Written instruction: Quote the lines below exactly, from the one that holds "Serialize everything readable" through the final line of the records, and only those.

-------------------------

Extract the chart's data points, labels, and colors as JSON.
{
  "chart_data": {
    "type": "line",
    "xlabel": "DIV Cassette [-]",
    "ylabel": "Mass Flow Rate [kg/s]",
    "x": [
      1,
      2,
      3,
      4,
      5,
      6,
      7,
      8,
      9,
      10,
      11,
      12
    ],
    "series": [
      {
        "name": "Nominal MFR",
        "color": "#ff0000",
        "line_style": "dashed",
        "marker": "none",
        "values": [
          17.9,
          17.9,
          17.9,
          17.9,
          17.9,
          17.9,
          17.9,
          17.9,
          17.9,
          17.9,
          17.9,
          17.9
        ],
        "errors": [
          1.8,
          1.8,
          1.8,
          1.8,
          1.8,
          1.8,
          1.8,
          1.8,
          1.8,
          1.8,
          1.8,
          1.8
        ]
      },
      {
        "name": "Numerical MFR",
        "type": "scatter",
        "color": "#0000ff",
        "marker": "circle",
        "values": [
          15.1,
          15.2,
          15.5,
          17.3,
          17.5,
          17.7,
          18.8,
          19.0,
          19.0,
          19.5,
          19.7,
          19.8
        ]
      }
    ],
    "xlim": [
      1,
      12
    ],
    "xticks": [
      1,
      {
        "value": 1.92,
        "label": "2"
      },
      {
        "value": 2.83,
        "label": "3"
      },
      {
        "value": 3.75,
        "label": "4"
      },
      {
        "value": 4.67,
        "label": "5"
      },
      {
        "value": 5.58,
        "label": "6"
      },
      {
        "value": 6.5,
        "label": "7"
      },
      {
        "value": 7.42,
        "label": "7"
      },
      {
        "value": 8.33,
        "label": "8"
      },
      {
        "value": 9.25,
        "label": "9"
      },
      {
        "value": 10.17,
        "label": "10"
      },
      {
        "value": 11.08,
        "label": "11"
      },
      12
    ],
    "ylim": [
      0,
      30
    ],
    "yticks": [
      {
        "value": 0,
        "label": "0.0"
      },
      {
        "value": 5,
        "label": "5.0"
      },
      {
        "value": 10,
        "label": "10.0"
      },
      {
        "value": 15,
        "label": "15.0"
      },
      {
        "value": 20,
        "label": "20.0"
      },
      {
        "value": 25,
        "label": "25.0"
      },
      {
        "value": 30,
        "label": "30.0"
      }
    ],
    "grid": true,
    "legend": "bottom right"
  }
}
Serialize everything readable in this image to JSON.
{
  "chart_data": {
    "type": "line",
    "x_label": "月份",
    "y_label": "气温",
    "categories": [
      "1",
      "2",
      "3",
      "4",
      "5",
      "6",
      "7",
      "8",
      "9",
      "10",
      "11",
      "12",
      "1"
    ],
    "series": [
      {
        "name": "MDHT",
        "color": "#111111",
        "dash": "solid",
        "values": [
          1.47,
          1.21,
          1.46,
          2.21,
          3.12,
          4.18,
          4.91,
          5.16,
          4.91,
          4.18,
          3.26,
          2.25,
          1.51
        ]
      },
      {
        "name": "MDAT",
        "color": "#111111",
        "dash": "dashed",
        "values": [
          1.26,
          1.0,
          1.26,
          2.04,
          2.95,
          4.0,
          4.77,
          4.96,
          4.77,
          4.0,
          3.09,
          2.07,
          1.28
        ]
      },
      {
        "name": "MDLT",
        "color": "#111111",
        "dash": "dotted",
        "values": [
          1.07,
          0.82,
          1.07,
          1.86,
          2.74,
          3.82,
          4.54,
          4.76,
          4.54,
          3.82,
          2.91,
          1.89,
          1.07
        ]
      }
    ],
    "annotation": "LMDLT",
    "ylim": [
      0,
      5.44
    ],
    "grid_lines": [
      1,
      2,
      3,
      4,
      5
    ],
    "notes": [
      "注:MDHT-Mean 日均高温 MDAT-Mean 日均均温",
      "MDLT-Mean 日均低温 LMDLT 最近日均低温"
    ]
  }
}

-------------------------

Written reply:
Serialize everything readable in this image to JSON.
{
  "chart_data": {
    "type": "line",
    "x_label": "月份",
    "y_label": "气温",
    "categories": [
      "1",
      "2",
      "3",
      "4",
      "5",
      "6",
      "7",
      "8",
      "9",
      "10",
      "11",
      "12",
      "1"
    ],
    "series": [
      {
        "name": "MDHT",
        "color": "#111111",
        "dash": "solid",
        "values": [
          1.47,
          1.21,
          1.46,
          2.21,
          3.12,
          4.18,
          4.91,
          5.16,
          4.91,
          4.18,
          3.26,
          2.25,
          1.51
        ]
      },
      {
        "name": "MDAT",
        "color": "#111111",
        "dash": "dashed",
        "values": [
          1.26,
          1.0,
          1.26,
          2.04,
          2.95,
          4.0,
          4.77,
          4.96,
          4.77,
          4.0,
          3.09,
          2.07,
          1.28
        ]
      },
      {
        "name": "MDLT",
        "color": "#111111",
        "dash": "dotted",
        "values": [
          1.07,
          0.82,
          1.07,
          1.86,
          2.74,
          3.82,
          4.54,
          4.76,
          4.54,
          3.82,
          2.91,
          1.89,
          1.07
        ]
      }
    ],
    "annotation": "LMDLT",
    "ylim": [
      0,
      5.44
    ],
    "grid_lines": [
      1,
      2,
      3,
      4,
      5
    ],
    "notes": [
      "注:MDHT-Mean 日均高温 MDAT-Mean 日均均温",
      "MDLT-Mean 日均低温 LMDLT 最近日均低温"
    ]
  }
}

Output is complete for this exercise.